■ **AVAILABLE DATA**
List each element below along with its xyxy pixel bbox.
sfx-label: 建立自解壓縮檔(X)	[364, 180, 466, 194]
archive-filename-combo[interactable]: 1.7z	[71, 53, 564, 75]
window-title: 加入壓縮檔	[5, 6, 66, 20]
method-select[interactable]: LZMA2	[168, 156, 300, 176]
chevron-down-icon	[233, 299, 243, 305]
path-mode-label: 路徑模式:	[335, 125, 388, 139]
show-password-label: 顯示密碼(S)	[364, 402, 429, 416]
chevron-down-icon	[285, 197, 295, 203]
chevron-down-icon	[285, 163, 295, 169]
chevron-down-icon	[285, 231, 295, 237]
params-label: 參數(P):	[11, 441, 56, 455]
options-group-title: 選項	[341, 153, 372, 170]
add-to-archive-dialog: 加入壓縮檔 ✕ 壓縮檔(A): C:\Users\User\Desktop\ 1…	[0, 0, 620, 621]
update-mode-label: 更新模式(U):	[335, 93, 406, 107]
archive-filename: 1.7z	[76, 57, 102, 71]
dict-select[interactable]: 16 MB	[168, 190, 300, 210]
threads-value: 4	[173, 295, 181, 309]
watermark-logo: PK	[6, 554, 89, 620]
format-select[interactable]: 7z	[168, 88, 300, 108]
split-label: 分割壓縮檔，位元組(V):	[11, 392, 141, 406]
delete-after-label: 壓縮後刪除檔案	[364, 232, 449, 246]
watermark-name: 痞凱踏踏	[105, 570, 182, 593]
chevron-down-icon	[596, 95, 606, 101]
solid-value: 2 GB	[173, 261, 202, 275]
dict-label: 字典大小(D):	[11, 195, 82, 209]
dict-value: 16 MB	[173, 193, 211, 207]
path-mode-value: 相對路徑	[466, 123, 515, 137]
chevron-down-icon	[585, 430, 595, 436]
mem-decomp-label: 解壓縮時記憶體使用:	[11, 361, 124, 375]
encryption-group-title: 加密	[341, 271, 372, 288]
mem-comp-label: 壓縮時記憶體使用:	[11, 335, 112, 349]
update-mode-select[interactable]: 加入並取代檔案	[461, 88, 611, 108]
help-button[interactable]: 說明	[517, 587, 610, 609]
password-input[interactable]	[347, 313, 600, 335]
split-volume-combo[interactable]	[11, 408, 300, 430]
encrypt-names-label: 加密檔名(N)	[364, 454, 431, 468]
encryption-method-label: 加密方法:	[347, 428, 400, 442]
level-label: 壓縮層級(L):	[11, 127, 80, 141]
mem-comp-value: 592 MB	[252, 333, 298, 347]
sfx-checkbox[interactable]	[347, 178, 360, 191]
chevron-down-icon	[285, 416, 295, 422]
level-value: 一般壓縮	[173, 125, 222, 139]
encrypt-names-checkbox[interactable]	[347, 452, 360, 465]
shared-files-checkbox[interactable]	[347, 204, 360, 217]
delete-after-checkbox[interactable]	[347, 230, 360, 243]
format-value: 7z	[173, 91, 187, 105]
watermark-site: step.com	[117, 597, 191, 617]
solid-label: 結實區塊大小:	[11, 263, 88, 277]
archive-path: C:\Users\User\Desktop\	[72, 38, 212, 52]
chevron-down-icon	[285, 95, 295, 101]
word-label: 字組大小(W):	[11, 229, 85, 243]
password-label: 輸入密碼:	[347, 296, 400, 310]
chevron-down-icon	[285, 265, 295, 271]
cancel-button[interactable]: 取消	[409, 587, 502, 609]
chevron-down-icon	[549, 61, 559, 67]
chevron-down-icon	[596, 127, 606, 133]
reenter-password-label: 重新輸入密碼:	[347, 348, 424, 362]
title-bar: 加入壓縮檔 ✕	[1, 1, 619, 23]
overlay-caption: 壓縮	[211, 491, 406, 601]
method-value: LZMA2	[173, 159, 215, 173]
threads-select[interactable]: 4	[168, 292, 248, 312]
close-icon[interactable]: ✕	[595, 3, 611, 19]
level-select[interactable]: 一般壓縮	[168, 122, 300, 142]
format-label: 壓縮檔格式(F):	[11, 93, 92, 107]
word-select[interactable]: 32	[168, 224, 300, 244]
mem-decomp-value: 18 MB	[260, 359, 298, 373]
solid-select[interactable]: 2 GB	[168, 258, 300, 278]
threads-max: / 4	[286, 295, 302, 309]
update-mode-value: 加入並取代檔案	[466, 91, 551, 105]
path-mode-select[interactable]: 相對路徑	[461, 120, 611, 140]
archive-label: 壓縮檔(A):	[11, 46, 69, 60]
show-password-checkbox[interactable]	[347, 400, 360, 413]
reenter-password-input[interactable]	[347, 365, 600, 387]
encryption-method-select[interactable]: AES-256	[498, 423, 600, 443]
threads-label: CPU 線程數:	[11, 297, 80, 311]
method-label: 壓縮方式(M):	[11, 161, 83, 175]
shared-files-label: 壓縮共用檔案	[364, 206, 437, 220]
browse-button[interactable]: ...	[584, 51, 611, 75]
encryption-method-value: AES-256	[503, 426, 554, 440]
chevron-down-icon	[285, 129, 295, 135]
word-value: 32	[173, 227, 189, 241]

■ **WRITTEN PROBLEM**
Copy the listing word for word, starting at its first line and ending at the line that contains "163, 295, 169]". Include both of those lines.

■ **OUTPUT OF THE TASK**
List each element below along with its xyxy pixel bbox.
sfx-label: 建立自解壓縮檔(X)	[364, 180, 466, 194]
archive-filename-combo[interactable]: 1.7z	[71, 53, 564, 75]
window-title: 加入壓縮檔	[5, 6, 66, 20]
method-select[interactable]: LZMA2	[168, 156, 300, 176]
chevron-down-icon	[233, 299, 243, 305]
path-mode-label: 路徑模式:	[335, 125, 388, 139]
show-password-label: 顯示密碼(S)	[364, 402, 429, 416]
chevron-down-icon	[285, 197, 295, 203]
chevron-down-icon	[285, 163, 295, 169]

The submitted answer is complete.